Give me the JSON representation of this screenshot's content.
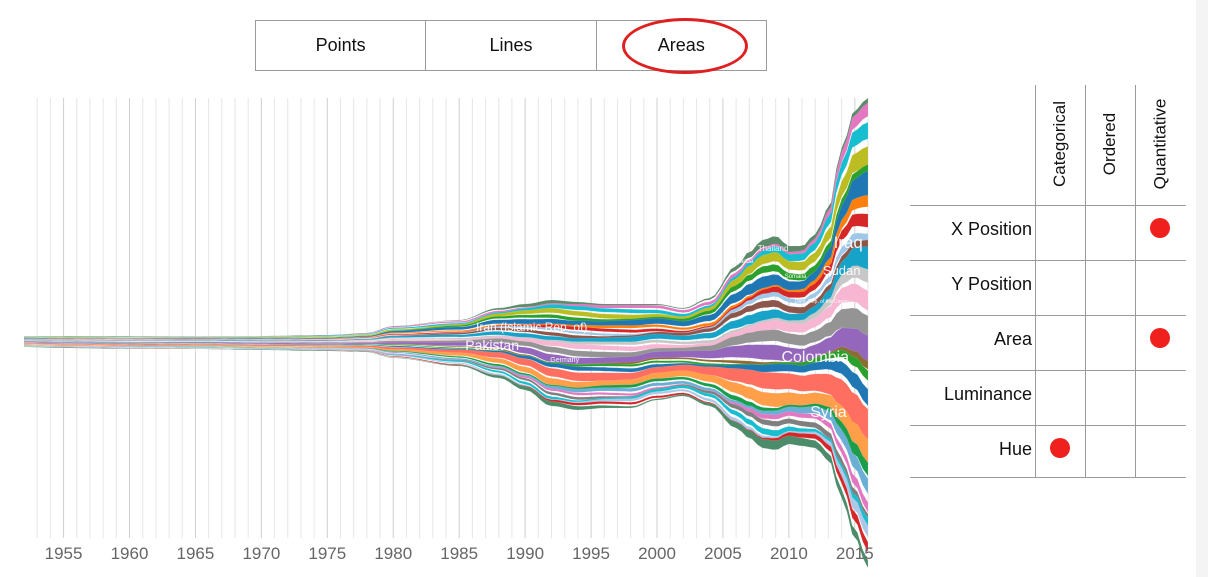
{
  "toggle": {
    "options": [
      "Points",
      "Lines",
      "Areas"
    ],
    "selected": "Areas",
    "highlight_color": "#e02020"
  },
  "chart_data": {
    "type": "area",
    "x_ticks": [
      "1955",
      "1960",
      "1965",
      "1970",
      "1975",
      "1980",
      "1985",
      "1990",
      "1995",
      "2000",
      "2005",
      "2010",
      "2015"
    ],
    "xlim": [
      1952,
      2016
    ],
    "grid": "vertical",
    "stream_labels": [
      "Iraq",
      "Sudan",
      "Thailand",
      "Uganda",
      "Somalia",
      "Dem. Rep. of the Congo",
      "Iran (Islamic Rep. of)",
      "Pakistan",
      "Colombia",
      "Syria",
      "Germany",
      "China, Hong Kong SAR"
    ]
  },
  "matrix": {
    "columns": [
      "Categorical",
      "Ordered",
      "Quantitative"
    ],
    "rows": [
      {
        "label": "X Position",
        "marks": [
          false,
          false,
          true
        ]
      },
      {
        "label": "Y Position",
        "marks": [
          false,
          false,
          false
        ]
      },
      {
        "label": "Area",
        "marks": [
          false,
          false,
          true
        ]
      },
      {
        "label": "Luminance",
        "marks": [
          false,
          false,
          false
        ]
      },
      {
        "label": "Hue",
        "marks": [
          true,
          false,
          false
        ]
      }
    ],
    "dot_color": "#f0201e"
  }
}
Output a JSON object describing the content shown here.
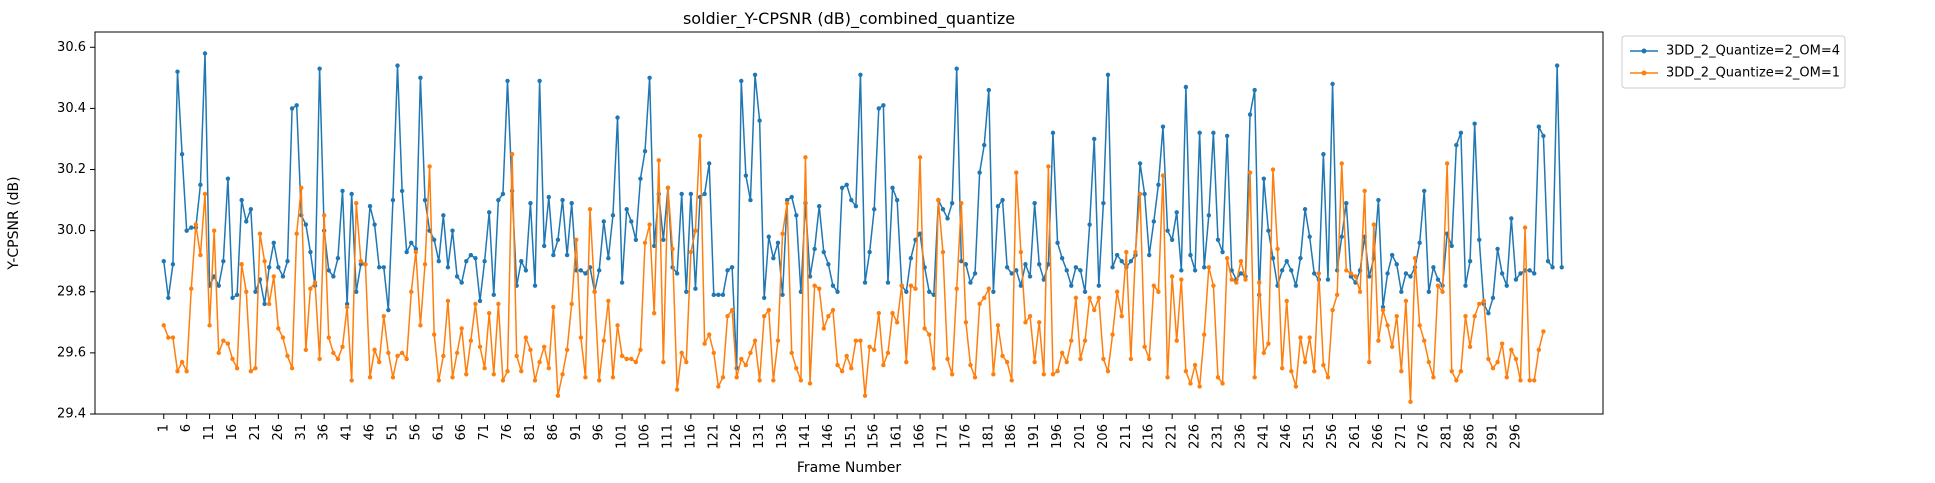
{
  "chart_data": {
    "type": "line",
    "title": "soldier_Y-CPSNR (dB)_combined_quantize",
    "xlabel": "Frame Number",
    "ylabel": "Y-CPSNR (dB)",
    "xlim": [
      -14,
      315
    ],
    "ylim": [
      29.4,
      30.65
    ],
    "x_start": 1,
    "x_ticks": [
      1,
      6,
      11,
      16,
      21,
      26,
      31,
      36,
      41,
      46,
      51,
      56,
      61,
      66,
      71,
      76,
      81,
      86,
      91,
      96,
      101,
      106,
      111,
      116,
      121,
      126,
      131,
      136,
      141,
      146,
      151,
      156,
      161,
      166,
      171,
      176,
      181,
      186,
      191,
      196,
      201,
      206,
      211,
      216,
      221,
      226,
      231,
      236,
      241,
      246,
      251,
      256,
      261,
      266,
      271,
      276,
      281,
      286,
      291,
      296
    ],
    "y_ticks": [
      29.4,
      29.6,
      29.8,
      30.0,
      30.2,
      30.4,
      30.6
    ],
    "y_tick_labels": [
      "29.4",
      "29.6",
      "29.8",
      "30.0",
      "30.2",
      "30.4",
      "30.6"
    ],
    "grid": false,
    "legend_position": "outside-top-right",
    "series": [
      {
        "name": "3DD_2_Quantize=2_OM=4",
        "color": "#1f77b4",
        "values": [
          29.9,
          29.78,
          29.89,
          30.52,
          30.25,
          30.0,
          30.01,
          30.01,
          30.15,
          30.58,
          29.82,
          29.85,
          29.82,
          29.9,
          30.17,
          29.78,
          29.79,
          30.1,
          30.03,
          30.07,
          29.8,
          29.84,
          29.76,
          29.88,
          29.96,
          29.88,
          29.85,
          29.9,
          30.4,
          30.41,
          30.05,
          30.02,
          29.93,
          29.82,
          30.53,
          30.0,
          29.87,
          29.85,
          29.91,
          30.13,
          29.76,
          30.12,
          29.8,
          29.89,
          29.89,
          30.08,
          30.02,
          29.88,
          29.88,
          29.74,
          30.1,
          30.54,
          30.13,
          29.93,
          29.96,
          29.94,
          30.5,
          30.1,
          30.0,
          29.97,
          29.9,
          30.05,
          29.88,
          30.0,
          29.85,
          29.83,
          29.9,
          29.92,
          29.91,
          29.77,
          29.9,
          30.06,
          29.79,
          30.1,
          30.12,
          30.49,
          30.13,
          29.82,
          29.9,
          29.87,
          30.09,
          29.82,
          30.49,
          29.95,
          30.11,
          29.92,
          29.97,
          30.1,
          29.92,
          30.09,
          29.87,
          29.87,
          29.86,
          29.88,
          29.8,
          29.87,
          30.03,
          29.91,
          30.05,
          30.37,
          29.83,
          30.07,
          30.03,
          29.97,
          30.17,
          30.26,
          30.5,
          29.95,
          30.12,
          29.97,
          30.14,
          29.88,
          29.86,
          30.12,
          29.8,
          30.12,
          29.81,
          30.11,
          30.12,
          30.22,
          29.79,
          29.79,
          29.79,
          29.87,
          29.88,
          29.55,
          30.49,
          30.18,
          30.1,
          30.51,
          30.36,
          29.78,
          29.98,
          29.91,
          29.96,
          29.79,
          30.1,
          30.11,
          30.05,
          29.8,
          30.09,
          29.85,
          29.94,
          30.08,
          29.93,
          29.89,
          29.82,
          29.8,
          30.14,
          30.15,
          30.1,
          30.08,
          30.51,
          29.83,
          29.93,
          30.07,
          30.4,
          30.41,
          29.83,
          30.14,
          30.1,
          29.82,
          29.8,
          29.91,
          29.97,
          29.99,
          29.88,
          29.8,
          29.79,
          30.1,
          30.07,
          30.04,
          30.09,
          30.53,
          29.9,
          29.89,
          29.83,
          29.86,
          30.19,
          30.28,
          30.46,
          29.8,
          30.08,
          30.1,
          29.88,
          29.86,
          29.87,
          29.82,
          29.89,
          29.85,
          30.09,
          29.89,
          29.84,
          29.89,
          30.32,
          29.96,
          29.91,
          29.87,
          29.82,
          29.88,
          29.87,
          29.8,
          30.02,
          30.3,
          29.82,
          30.09,
          30.51,
          29.88,
          29.92,
          29.9,
          29.88,
          29.9,
          29.92,
          30.22,
          30.12,
          29.92,
          30.03,
          30.15,
          30.34,
          30.0,
          29.97,
          30.06,
          29.87,
          30.47,
          29.92,
          29.87,
          30.32,
          29.88,
          30.05,
          30.32,
          29.97,
          29.93,
          30.31,
          29.87,
          29.84,
          29.86,
          29.85,
          30.38,
          30.46,
          29.79,
          30.17,
          30.0,
          29.91,
          29.82,
          29.87,
          29.9,
          29.87,
          29.82,
          29.91,
          30.07,
          29.98,
          29.86,
          29.84,
          30.25,
          29.84,
          30.48,
          29.87,
          29.98,
          30.09,
          29.85,
          29.83,
          29.87,
          29.98,
          29.85,
          29.91,
          30.1,
          29.75,
          29.86,
          29.92,
          29.89,
          29.8,
          29.86,
          29.85,
          29.88,
          29.96,
          30.13,
          29.8,
          29.88,
          29.84,
          29.82,
          29.99,
          29.95,
          30.28,
          30.32,
          29.82,
          29.9,
          30.35,
          29.97,
          29.76,
          29.73,
          29.78,
          29.94,
          29.86,
          29.82,
          30.04,
          29.84,
          29.86,
          29.87,
          29.87,
          29.86,
          30.34,
          30.31,
          29.9,
          29.88,
          30.54,
          29.88
        ]
      },
      {
        "name": "3DD_2_Quantize=2_OM=1",
        "color": "#ff7f0e",
        "values": [
          29.69,
          29.65,
          29.65,
          29.54,
          29.57,
          29.54,
          29.81,
          30.02,
          29.92,
          30.12,
          29.69,
          30.0,
          29.6,
          29.64,
          29.63,
          29.58,
          29.55,
          29.89,
          29.8,
          29.54,
          29.55,
          29.99,
          29.9,
          29.76,
          29.85,
          29.68,
          29.65,
          29.59,
          29.55,
          29.99,
          30.14,
          29.61,
          29.81,
          29.83,
          29.58,
          30.05,
          29.65,
          29.6,
          29.58,
          29.62,
          29.75,
          29.51,
          30.09,
          29.9,
          29.89,
          29.52,
          29.61,
          29.57,
          29.72,
          29.6,
          29.52,
          29.59,
          29.6,
          29.58,
          29.8,
          29.93,
          29.69,
          29.89,
          30.21,
          29.66,
          29.51,
          29.59,
          29.77,
          29.52,
          29.6,
          29.68,
          29.53,
          29.64,
          29.76,
          29.62,
          29.55,
          29.73,
          29.53,
          29.76,
          29.51,
          29.54,
          30.25,
          29.59,
          29.54,
          29.65,
          29.61,
          29.51,
          29.57,
          29.62,
          29.55,
          29.75,
          29.46,
          29.53,
          29.61,
          29.76,
          29.97,
          29.65,
          29.52,
          30.07,
          29.8,
          29.51,
          29.64,
          29.77,
          29.52,
          29.69,
          29.59,
          29.58,
          29.58,
          29.57,
          29.61,
          29.96,
          30.02,
          29.73,
          30.23,
          29.57,
          30.14,
          29.94,
          29.48,
          29.6,
          29.57,
          29.93,
          30.0,
          30.31,
          29.63,
          29.66,
          29.6,
          29.49,
          29.52,
          29.72,
          29.74,
          29.52,
          29.58,
          29.56,
          29.6,
          29.64,
          29.51,
          29.72,
          29.74,
          29.51,
          29.64,
          29.99,
          30.09,
          29.6,
          29.55,
          29.51,
          30.24,
          29.5,
          29.82,
          29.81,
          29.68,
          29.72,
          29.74,
          29.56,
          29.54,
          29.59,
          29.55,
          29.64,
          29.64,
          29.46,
          29.62,
          29.61,
          29.73,
          29.56,
          29.6,
          29.73,
          29.7,
          29.82,
          29.57,
          29.82,
          29.81,
          30.24,
          29.68,
          29.66,
          29.55,
          30.1,
          29.93,
          29.58,
          29.53,
          29.81,
          30.09,
          29.7,
          29.56,
          29.52,
          29.76,
          29.78,
          29.81,
          29.53,
          29.69,
          29.59,
          29.57,
          29.51,
          30.19,
          29.93,
          29.7,
          29.72,
          29.57,
          29.7,
          29.53,
          30.21,
          29.53,
          29.54,
          29.6,
          29.57,
          29.64,
          29.78,
          29.58,
          29.64,
          29.78,
          29.74,
          29.78,
          29.58,
          29.54,
          29.66,
          29.8,
          29.72,
          29.93,
          29.58,
          29.93,
          30.12,
          29.62,
          29.58,
          29.82,
          29.8,
          30.18,
          29.52,
          29.85,
          29.64,
          29.84,
          29.54,
          29.5,
          29.56,
          29.49,
          29.66,
          29.88,
          29.82,
          29.52,
          29.5,
          29.91,
          29.84,
          29.83,
          29.9,
          29.84,
          30.19,
          29.52,
          29.83,
          29.6,
          29.63,
          30.2,
          29.94,
          29.55,
          29.77,
          29.54,
          29.49,
          29.65,
          29.57,
          29.65,
          29.54,
          29.86,
          29.56,
          29.52,
          29.74,
          29.79,
          30.22,
          29.87,
          29.86,
          29.85,
          29.8,
          30.13,
          29.57,
          30.02,
          29.64,
          29.74,
          29.69,
          29.62,
          29.72,
          29.54,
          29.77,
          29.44,
          29.91,
          29.69,
          29.64,
          29.57,
          29.52,
          29.82,
          29.8,
          30.22,
          29.54,
          29.51,
          29.54,
          29.72,
          29.62,
          29.72,
          29.76,
          29.77,
          29.58,
          29.55,
          29.57,
          29.63,
          29.52,
          29.61,
          29.58,
          29.51,
          30.01,
          29.51,
          29.51,
          29.61,
          29.67
        ]
      }
    ]
  }
}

▶ Directions for this task
Scan the lines for the string "name". Pick out every line that has it.

▶ Problem solution
        "name": "3DD_2_Quantize=2_OM=4",
        "name": "3DD_2_Quantize=2_OM=1",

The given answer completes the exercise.